◆ **What is expected**
Identify and pull out each line of the entries in which "JSON" occurs.

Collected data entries
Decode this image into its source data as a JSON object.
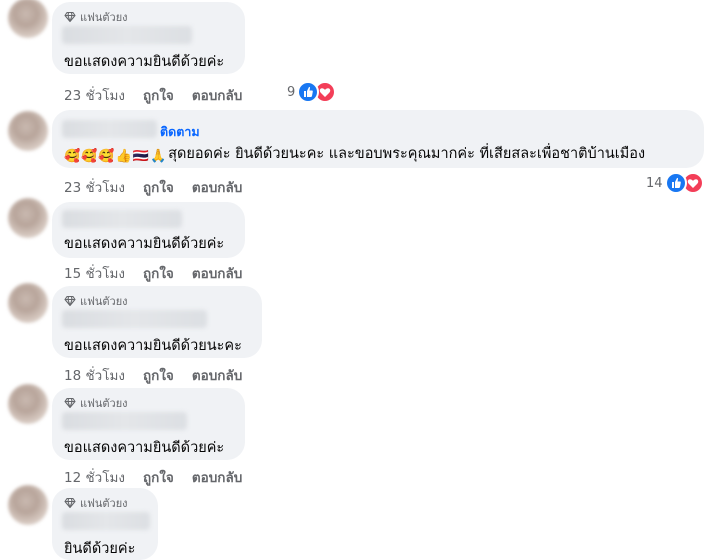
{
  "comments": [
    {
      "badge": "แฟนตัวยง",
      "text": "ขอแสดงความยินดีด้วยค่ะ",
      "time": "23 ชั่วโมง",
      "like": "ถูกใจ",
      "reply": "ตอบกลับ",
      "reaction_count": "9"
    },
    {
      "follow": "ติดตาม",
      "emojis": [
        "🥰",
        "🥰",
        "🥰",
        "👍",
        "🇹🇭",
        "🙏"
      ],
      "text": "สุดยอดค่ะ ยินดีด้วยนะคะ และขอบพระคุณมากค่ะ ที่เสียสละเพื่อชาติบ้านเมือง",
      "time": "23 ชั่วโมง",
      "like": "ถูกใจ",
      "reply": "ตอบกลับ",
      "reaction_count": "14"
    },
    {
      "text": "ขอแสดงความยินดีด้วยค่ะ",
      "time": "15 ชั่วโมง",
      "like": "ถูกใจ",
      "reply": "ตอบกลับ"
    },
    {
      "badge": "แฟนตัวยง",
      "text": "ขอแสดงความยินดีด้วยนะคะ",
      "time": "18 ชั่วโมง",
      "like": "ถูกใจ",
      "reply": "ตอบกลับ"
    },
    {
      "badge": "แฟนตัวยง",
      "text": "ขอแสดงความยินดีด้วยค่ะ",
      "time": "12 ชั่วโมง",
      "like": "ถูกใจ",
      "reply": "ตอบกลับ"
    },
    {
      "badge": "แฟนตัวยง",
      "text": "ยินดีด้วยค่ะ"
    }
  ],
  "colors": {
    "bubble": "#f0f2f5",
    "meta": "#65676b",
    "follow": "#0866ff",
    "like": "#1877f2",
    "love": "#f33e58"
  }
}
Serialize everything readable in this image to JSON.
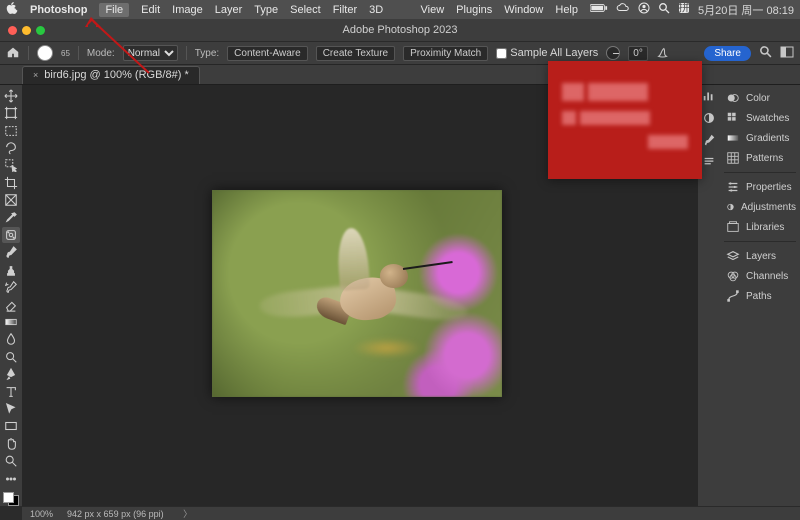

◆ **Output of the exercise**
Decode this image into its source data as a JSON object.
Serialize everything readable in this image to JSON.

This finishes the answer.